INSTRUCTIONS FOR THE TASK = Convert the lines below into a JSON list of strings, one string per line, omitting any blank lines.

RECORDS SUPPLIED =

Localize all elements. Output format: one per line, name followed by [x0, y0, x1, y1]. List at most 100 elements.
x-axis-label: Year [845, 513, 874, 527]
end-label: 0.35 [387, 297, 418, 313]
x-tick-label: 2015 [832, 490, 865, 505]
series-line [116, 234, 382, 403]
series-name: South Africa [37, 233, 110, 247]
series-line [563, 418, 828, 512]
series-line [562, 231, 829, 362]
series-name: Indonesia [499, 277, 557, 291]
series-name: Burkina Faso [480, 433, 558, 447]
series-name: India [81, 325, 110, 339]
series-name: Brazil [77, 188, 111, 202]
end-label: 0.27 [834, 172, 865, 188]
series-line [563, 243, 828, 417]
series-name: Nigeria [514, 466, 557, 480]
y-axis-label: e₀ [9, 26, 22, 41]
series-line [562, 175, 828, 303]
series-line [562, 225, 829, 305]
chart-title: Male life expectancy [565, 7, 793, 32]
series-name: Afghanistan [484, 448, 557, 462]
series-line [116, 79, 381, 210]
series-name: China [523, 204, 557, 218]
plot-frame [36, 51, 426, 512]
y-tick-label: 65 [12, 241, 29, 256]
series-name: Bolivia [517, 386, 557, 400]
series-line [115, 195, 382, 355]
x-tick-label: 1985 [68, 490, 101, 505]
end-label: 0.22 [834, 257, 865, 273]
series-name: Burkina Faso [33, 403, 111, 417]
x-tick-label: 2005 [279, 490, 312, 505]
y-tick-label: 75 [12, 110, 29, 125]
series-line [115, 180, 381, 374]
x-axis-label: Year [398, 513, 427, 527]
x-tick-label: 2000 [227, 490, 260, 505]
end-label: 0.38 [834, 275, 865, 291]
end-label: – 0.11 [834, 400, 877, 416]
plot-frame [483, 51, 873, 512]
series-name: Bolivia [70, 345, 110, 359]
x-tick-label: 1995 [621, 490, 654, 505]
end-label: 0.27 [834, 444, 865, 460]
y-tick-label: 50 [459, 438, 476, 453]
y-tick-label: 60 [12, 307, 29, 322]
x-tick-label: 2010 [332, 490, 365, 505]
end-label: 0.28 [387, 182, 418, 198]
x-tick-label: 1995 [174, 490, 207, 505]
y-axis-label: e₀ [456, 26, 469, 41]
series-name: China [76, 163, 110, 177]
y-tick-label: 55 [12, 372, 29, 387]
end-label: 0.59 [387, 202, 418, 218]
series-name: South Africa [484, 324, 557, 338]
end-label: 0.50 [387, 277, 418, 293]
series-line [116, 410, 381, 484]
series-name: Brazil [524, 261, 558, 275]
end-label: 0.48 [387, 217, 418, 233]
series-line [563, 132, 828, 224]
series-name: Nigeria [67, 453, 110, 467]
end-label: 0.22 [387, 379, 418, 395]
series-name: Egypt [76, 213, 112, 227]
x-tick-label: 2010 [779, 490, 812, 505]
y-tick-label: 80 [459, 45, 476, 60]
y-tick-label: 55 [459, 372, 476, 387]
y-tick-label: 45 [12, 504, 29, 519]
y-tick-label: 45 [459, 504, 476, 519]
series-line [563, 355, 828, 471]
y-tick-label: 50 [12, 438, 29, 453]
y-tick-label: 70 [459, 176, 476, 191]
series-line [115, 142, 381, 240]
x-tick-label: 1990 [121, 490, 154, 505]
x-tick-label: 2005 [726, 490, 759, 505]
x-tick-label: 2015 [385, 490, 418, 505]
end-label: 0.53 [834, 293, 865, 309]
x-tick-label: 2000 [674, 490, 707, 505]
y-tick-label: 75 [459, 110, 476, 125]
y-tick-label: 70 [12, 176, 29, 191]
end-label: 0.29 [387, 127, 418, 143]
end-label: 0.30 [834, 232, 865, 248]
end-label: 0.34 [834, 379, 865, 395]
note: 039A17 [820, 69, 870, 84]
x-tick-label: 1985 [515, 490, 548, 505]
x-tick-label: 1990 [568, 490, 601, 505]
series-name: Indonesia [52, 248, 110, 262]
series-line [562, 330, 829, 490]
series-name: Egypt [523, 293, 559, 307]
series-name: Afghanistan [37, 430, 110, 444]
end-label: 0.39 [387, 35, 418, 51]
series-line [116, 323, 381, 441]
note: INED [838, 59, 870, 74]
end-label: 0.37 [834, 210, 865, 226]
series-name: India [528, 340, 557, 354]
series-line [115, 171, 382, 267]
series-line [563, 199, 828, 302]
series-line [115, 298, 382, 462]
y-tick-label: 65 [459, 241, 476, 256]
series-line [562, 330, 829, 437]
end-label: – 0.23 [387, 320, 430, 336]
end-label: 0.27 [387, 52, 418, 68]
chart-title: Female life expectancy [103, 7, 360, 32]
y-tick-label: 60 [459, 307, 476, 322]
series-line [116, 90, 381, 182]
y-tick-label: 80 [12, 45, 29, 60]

EXERCISE SOLUTION =
[
  "Localize all elements. Output format: one per line, name followed by [x0, y0, x1, y1]. List at most 100 elements.",
  "x-axis-label: Year [845, 513, 874, 527]",
  "end-label: 0.35 [387, 297, 418, 313]",
  "x-tick-label: 2015 [832, 490, 865, 505]",
  "series-line [116, 234, 382, 403]",
  "series-name: South Africa [37, 233, 110, 247]",
  "series-line [563, 418, 828, 512]",
  "series-line [562, 231, 829, 362]",
  "series-name: Indonesia [499, 277, 557, 291]",
  "series-name: Burkina Faso [480, 433, 558, 447]",
  "series-name: India [81, 325, 110, 339]",
  "series-name: Brazil [77, 188, 111, 202]",
  "end-label: 0.27 [834, 172, 865, 188]",
  "series-line [563, 243, 828, 417]",
  "series-name: Nigeria [514, 466, 557, 480]",
  "y-axis-label: e₀ [9, 26, 22, 41]",
  "series-line [562, 175, 828, 303]",
  "series-line [562, 225, 829, 305]",
  "chart-title: Male life expectancy [565, 7, 793, 32]",
  "series-name: Afghanistan [484, 448, 557, 462]",
  "series-line [116, 79, 381, 210]",
  "series-name: China [523, 204, 557, 218]",
  "plot-frame [36, 51, 426, 512]",
  "y-tick-label: 65 [12, 241, 29, 256]",
  "series-name: Bolivia [517, 386, 557, 400]",
  "series-line [115, 195, 382, 355]",
  "x-tick-label: 1985 [68, 490, 101, 505]",
  "end-label: 0.22 [834, 257, 865, 273]",
  "series-name: Burkina Faso [33, 403, 111, 417]",
  "x-tick-label: 2005 [279, 490, 312, 505]",
  "y-tick-label: 75 [12, 110, 29, 125]",
  "series-line [115, 180, 381, 374]",
  "x-axis-label: Year [398, 513, 427, 527]",
  "x-tick-label: 2000 [227, 490, 260, 505]",
  "end-label: 0.38 [834, 275, 865, 291]",
  "end-label: – 0.11 [834, 400, 877, 416]",
  "plot-frame [483, 51, 873, 512]",
  "series-name: Bolivia [70, 345, 110, 359]",
  "x-tick-label: 1995 [621, 490, 654, 505]",
  "end-label: 0.27 [834, 444, 865, 460]",
  "y-tick-label: 50 [459, 438, 476, 453]",
  "y-tick-label: 60 [12, 307, 29, 322]",
  "x-tick-label: 2010 [332, 490, 365, 505]",
  "end-label: 0.28 [387, 182, 418, 198]",
  "x-tick-label: 1995 [174, 490, 207, 505]",
  "y-axis-label: e₀ [456, 26, 469, 41]",
  "series-name: China [76, 163, 110, 177]",
  "y-tick-label: 55 [12, 372, 29, 387]",
  "end-label: 0.59 [387, 202, 418, 218]",
  "series-name: South Africa [484, 324, 557, 338]",
  "end-label: 0.50 [387, 277, 418, 293]",
  "series-line [116, 410, 381, 484]",
  "series-name: Brazil [524, 261, 558, 275]",
  "end-label: 0.48 [387, 217, 418, 233]",
  "series-line [563, 132, 828, 224]",
  "series-name: Nigeria [67, 453, 110, 467]",
  "end-label: 0.22 [387, 379, 418, 395]",
  "series-name: Egypt [76, 213, 112, 227]",
  "x-tick-label: 2010 [779, 490, 812, 505]",
  "y-tick-label: 80 [459, 45, 476, 60]",
  "y-tick-label: 55 [459, 372, 476, 387]",
  "y-tick-label: 45 [12, 504, 29, 519]",
  "y-tick-label: 45 [459, 504, 476, 519]",
  "series-line [563, 355, 828, 471]",
  "y-tick-label: 50 [12, 438, 29, 453]",
  "y-tick-label: 70 [459, 176, 476, 191]",
  "series-line [115, 142, 381, 240]",
  "x-tick-label: 1990 [121, 490, 154, 505]",
  "x-tick-label: 2005 [726, 490, 759, 505]",
  "x-tick-label: 2015 [385, 490, 418, 505]",
  "end-label: 0.53 [834, 293, 865, 309]",
  "x-tick-label: 2000 [674, 490, 707, 505]",
  "y-tick-label: 75 [459, 110, 476, 125]",
  "y-tick-label: 70 [12, 176, 29, 191]",
  "end-label: 0.29 [387, 127, 418, 143]",
  "end-label: 0.30 [834, 232, 865, 248]",
  "end-label: 0.34 [834, 379, 865, 395]",
  "note: 039A17 [820, 69, 870, 84]",
  "x-tick-label: 1985 [515, 490, 548, 505]",
  "x-tick-label: 1990 [568, 490, 601, 505]",
  "series-name: Indonesia [52, 248, 110, 262]",
  "series-line [562, 330, 829, 490]",
  "series-name: Egypt [523, 293, 559, 307]",
  "series-name: Afghanistan [37, 430, 110, 444]",
  "end-label: 0.39 [387, 35, 418, 51]",
  "series-line [116, 323, 381, 441]",
  "note: INED [838, 59, 870, 74]",
  "end-label: 0.37 [834, 210, 865, 226]",
  "series-name: India [528, 340, 557, 354]",
  "series-line [115, 171, 382, 267]",
  "series-line [563, 199, 828, 302]",
  "series-line [115, 298, 382, 462]",
  "y-tick-label: 65 [459, 241, 476, 256]",
  "series-line [562, 330, 829, 437]",
  "end-label: – 0.23 [387, 320, 430, 336]",
  "end-label: 0.27 [387, 52, 418, 68]",
  "chart-title: Female life expectancy [103, 7, 360, 32]",
  "y-tick-label: 60 [459, 307, 476, 322]",
  "series-line [116, 90, 381, 182]",
  "y-tick-label: 80 [12, 45, 29, 60]"
]